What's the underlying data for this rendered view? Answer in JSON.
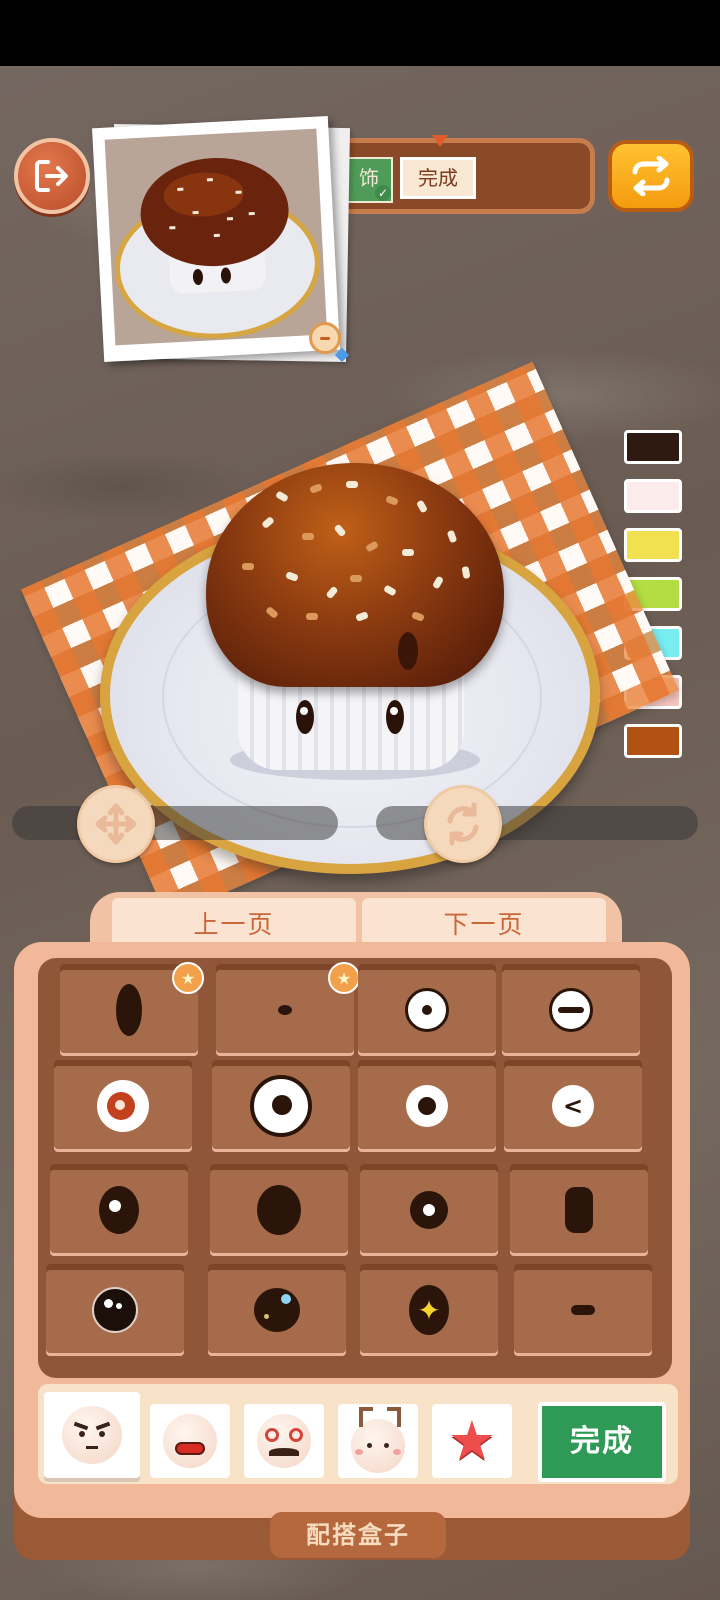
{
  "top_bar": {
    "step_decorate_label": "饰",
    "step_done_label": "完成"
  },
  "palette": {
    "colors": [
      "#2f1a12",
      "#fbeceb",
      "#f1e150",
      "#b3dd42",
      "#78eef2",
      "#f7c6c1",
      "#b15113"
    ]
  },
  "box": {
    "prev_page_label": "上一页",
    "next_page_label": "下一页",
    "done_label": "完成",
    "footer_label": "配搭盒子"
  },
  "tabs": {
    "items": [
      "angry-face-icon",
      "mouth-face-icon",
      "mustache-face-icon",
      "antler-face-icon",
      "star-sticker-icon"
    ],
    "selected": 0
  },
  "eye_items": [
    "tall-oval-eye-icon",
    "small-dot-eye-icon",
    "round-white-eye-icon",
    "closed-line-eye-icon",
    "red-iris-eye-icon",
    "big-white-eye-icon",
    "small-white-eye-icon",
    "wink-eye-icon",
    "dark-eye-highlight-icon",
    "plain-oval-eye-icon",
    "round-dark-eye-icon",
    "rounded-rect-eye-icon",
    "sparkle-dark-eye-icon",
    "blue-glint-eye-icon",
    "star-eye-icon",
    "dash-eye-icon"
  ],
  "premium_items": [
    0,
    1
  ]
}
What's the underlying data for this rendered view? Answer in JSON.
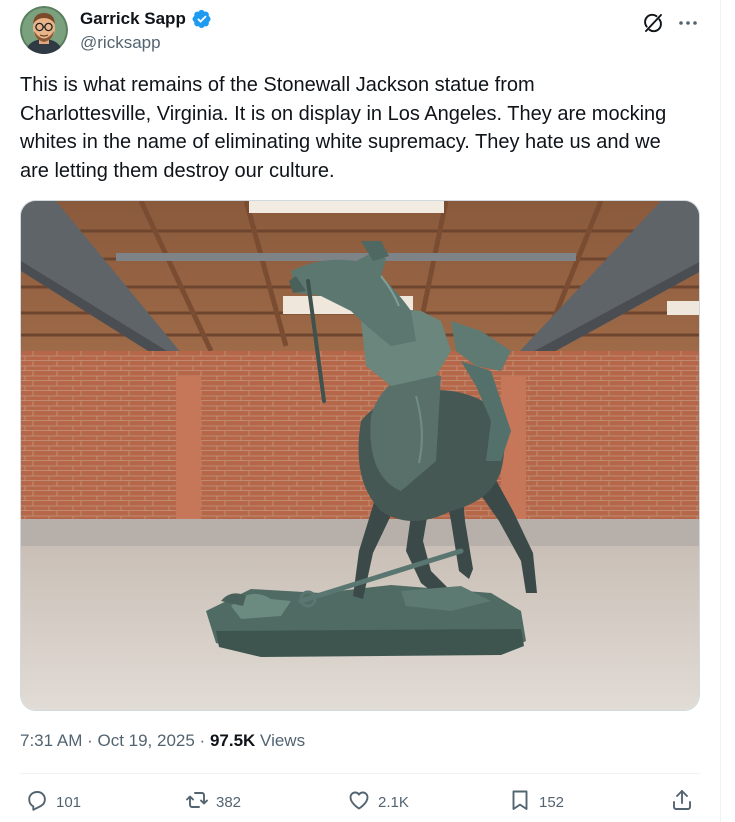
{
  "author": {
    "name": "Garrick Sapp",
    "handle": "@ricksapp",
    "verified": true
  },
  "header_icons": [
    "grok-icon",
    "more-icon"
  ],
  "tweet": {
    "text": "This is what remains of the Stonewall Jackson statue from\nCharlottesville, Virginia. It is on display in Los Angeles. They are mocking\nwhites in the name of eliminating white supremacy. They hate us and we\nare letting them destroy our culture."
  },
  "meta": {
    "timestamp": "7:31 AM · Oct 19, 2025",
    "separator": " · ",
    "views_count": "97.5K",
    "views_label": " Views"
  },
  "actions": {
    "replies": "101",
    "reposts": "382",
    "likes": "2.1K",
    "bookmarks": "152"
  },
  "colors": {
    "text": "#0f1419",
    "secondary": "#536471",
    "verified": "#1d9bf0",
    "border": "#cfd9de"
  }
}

=== PROBLEM STATEMENT ===
Pull out every line containing "oval".

=== EXERCISE OUTPUT ===
    "tall-oval-eye-icon",
    "plain-oval-eye-icon",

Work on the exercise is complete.